What the exercise asks - Make an exact copy of the lines below.

Data extract -
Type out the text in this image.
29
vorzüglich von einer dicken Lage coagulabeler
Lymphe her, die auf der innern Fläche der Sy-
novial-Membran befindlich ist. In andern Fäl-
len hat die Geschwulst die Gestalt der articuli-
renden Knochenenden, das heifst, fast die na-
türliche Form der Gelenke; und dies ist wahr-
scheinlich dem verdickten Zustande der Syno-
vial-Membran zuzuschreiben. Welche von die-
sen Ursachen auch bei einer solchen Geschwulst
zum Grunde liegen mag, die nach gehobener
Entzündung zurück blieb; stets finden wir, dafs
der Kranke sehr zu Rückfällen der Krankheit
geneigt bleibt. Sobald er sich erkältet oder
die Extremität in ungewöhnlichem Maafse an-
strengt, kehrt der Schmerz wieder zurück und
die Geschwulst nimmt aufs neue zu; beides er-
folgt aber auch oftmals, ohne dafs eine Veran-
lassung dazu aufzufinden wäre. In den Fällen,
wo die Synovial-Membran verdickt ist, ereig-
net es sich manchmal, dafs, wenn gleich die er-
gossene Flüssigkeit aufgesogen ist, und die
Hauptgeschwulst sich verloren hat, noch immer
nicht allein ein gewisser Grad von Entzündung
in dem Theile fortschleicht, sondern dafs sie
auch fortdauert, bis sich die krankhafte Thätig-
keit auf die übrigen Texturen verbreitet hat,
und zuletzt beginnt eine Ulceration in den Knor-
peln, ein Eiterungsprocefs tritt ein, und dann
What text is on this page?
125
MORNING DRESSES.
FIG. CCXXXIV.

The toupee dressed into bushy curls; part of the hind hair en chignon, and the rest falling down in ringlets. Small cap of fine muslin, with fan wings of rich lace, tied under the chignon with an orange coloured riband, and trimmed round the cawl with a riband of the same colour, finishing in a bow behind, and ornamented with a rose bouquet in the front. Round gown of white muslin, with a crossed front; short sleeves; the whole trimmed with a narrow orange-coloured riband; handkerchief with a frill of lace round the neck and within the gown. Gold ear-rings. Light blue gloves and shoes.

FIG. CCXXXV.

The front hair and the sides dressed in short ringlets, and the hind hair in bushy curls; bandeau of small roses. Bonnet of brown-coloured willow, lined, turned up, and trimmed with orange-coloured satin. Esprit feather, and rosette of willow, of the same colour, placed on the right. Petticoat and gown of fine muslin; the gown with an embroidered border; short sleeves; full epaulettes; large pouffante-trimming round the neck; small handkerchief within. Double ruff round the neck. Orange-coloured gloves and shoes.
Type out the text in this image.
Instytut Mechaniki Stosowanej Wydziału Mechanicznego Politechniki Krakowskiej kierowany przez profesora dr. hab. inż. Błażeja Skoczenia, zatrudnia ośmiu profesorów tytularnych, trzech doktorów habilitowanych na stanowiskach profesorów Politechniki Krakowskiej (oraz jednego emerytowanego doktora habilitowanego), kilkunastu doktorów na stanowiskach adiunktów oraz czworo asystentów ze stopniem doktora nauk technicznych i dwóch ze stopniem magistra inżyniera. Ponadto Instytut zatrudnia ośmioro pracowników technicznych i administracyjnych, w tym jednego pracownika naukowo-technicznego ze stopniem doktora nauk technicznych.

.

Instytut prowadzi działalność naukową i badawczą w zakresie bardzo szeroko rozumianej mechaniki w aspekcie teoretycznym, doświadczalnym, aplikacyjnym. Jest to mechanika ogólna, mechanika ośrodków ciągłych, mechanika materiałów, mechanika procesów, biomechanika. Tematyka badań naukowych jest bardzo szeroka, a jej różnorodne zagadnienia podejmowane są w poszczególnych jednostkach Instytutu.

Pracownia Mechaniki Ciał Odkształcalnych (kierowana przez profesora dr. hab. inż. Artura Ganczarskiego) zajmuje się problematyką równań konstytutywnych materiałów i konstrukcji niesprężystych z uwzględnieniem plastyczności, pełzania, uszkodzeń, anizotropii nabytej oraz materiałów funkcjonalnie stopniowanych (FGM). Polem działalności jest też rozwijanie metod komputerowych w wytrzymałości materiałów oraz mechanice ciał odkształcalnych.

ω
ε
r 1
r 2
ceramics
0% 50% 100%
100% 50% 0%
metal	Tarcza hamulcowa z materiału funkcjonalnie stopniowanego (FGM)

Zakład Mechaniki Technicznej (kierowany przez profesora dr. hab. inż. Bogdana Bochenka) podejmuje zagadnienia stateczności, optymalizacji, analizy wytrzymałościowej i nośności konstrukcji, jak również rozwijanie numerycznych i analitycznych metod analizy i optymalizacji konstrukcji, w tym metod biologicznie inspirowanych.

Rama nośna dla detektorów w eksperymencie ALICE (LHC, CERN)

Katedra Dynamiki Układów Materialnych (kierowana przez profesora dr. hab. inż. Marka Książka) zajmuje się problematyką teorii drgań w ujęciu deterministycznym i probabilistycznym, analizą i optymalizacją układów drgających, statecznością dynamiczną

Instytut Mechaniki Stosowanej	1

Correct result -
Type out the text in this image.
29
vorzüglich von einer dicken Lage coagulabeler
Lymphe her, die auf der innern Fläche der Sy-
novial-Membran befindlich ist. In andern Fäl-
len hat die Geschwulst die Gestalt der articuli-
renden Knochenenden, das heifst, fast die na-
türliche Form der Gelenke; und dies ist wahr-
scheinlich dem verdickten Zustande der Syno-
vial-Membran zuzuschreiben. Welche von die-
sen Ursachen auch bei einer solchen Geschwulst
zum Grunde liegen mag, die nach gehobener
Entzündung zurück blieb; stets finden wir, dafs
der Kranke sehr zu Rückfällen der Krankheit
geneigt bleibt. Sobald er sich erkältet oder
die Extremität in ungewöhnlichem Maafse an-
strengt, kehrt der Schmerz wieder zurück und
die Geschwulst nimmt aufs neue zu; beides er-
folgt aber auch oftmals, ohne dafs eine Veran-
lassung dazu aufzufinden wäre. In den Fällen,
wo die Synovial-Membran verdickt ist, ereig-
net es sich manchmal, dafs, wenn gleich die er-
gossene Flüssigkeit aufgesogen ist, und die
Hauptgeschwulst sich verloren hat, noch immer
nicht allein ein gewisser Grad von Entzündung
in dem Theile fortschleicht, sondern dafs sie
auch fortdauert, bis sich die krankhafte Thätig-
keit auf die übrigen Texturen verbreitet hat,
und zuletzt beginnt eine Ulceration in den Knor-
peln, ein Eiterungsprocefs tritt ein, und dann
What text is on this page?
125
MORNING DRESSES.
FIG. CCXXXIV.

The toupee dressed into bushy curls; part of the hind hair en chignon, and the rest falling down in ringlets. Small cap of fine muslin, with fan wings of rich lace, tied under the chignon with an orange coloured riband, and trimmed round the cawl with a riband of the same colour, finishing in a bow behind, and ornamented with a rose bouquet in the front. Round gown of white muslin, with a crossed front; short sleeves; the whole trimmed with a narrow orange-coloured riband; handkerchief with a frill of lace round the neck and within the gown. Gold ear-rings. Light blue gloves and shoes.

FIG. CCXXXV.

The front hair and the sides dressed in short ringlets, and the hind hair in bushy curls; bandeau of small roses. Bonnet of brown-coloured willow, lined, turned up, and trimmed with orange-coloured satin. Esprit feather, and rosette of willow, of the same colour, placed on the right. Petticoat and gown of fine muslin; the gown with an embroidered border; short sleeves; full epaulettes; large pouffante-trimming round the neck; small handkerchief within. Double ruff round the neck. Orange-coloured gloves and shoes.
Type out the text in this image.
Instytut Mechaniki Stosowanej Wydziału Mechanicznego Politechniki Krakowskiej kierowany przez profesora dr. hab. inż. Błażeja Skoczenia, zatrudnia ośmiu profesorów tytularnych, trzech doktorów habilitowanych na stanowiskach profesorów Politechniki Krakowskiej (oraz jednego emerytowanego doktora habilitowanego), kilkunastu doktorów na stanowiskach adiunktów oraz czworo asystentów ze stopniem doktora nauk technicznych i dwóch ze stopniem magistra inżyniera. Ponadto Instytut zatrudnia ośmioro pracowników technicznych i administracyjnych, w tym jednego pracownika naukowo-technicznego ze stopniem doktora nauk technicznych.

.

Instytut prowadzi działalność naukową i badawczą w zakresie bardzo szeroko rozumianej mechaniki w aspekcie teoretycznym, doświadczalnym, aplikacyjnym. Jest to mechanika ogólna, mechanika ośrodków ciągłych, mechanika materiałów, mechanika procesów, biomechanika. Tematyka badań naukowych jest bardzo szeroka, a jej różnorodne zagadnienia podejmowane są w poszczególnych jednostkach Instytutu.

Pracownia Mechaniki Ciał Odkształcalnych (kierowana przez profesora dr. hab. inż. Artura Ganczarskiego) zajmuje się problematyką równań konstytutywnych materiałów i konstrukcji niesprężystych z uwzględnieniem plastyczności, pełzania, uszkodzeń, anizotropii nabytej oraz materiałów funkcjonalnie stopniowanych (FGM). Polem działalności jest też rozwijanie metod komputerowych w wytrzymałości materiałów oraz mechanice ciał odkształcalnych.

ω
ε
r 1
r 2
ceramics
0% 50% 100%
100% 50% 0%
metal	Tarcza hamulcowa z materiału funkcjonalnie stopniowanego (FGM)

Zakład Mechaniki Technicznej (kierowany przez profesora dr. hab. inż. Bogdana Bochenka) podejmuje zagadnienia stateczności, optymalizacji, analizy wytrzymałościowej i nośności konstrukcji, jak również rozwijanie numerycznych i analitycznych metod analizy i optymalizacji konstrukcji, w tym metod biologicznie inspirowanych.

Rama nośna dla detektorów w eksperymencie ALICE (LHC, CERN)

Katedra Dynamiki Układów Materialnych (kierowana przez profesora dr. hab. inż. Marka Książka) zajmuje się problematyką teorii drgań w ujęciu deterministycznym i probabilistycznym, analizą i optymalizacją układów drgających, statecznością dynamiczną

Instytut Mechaniki Stosowanej	1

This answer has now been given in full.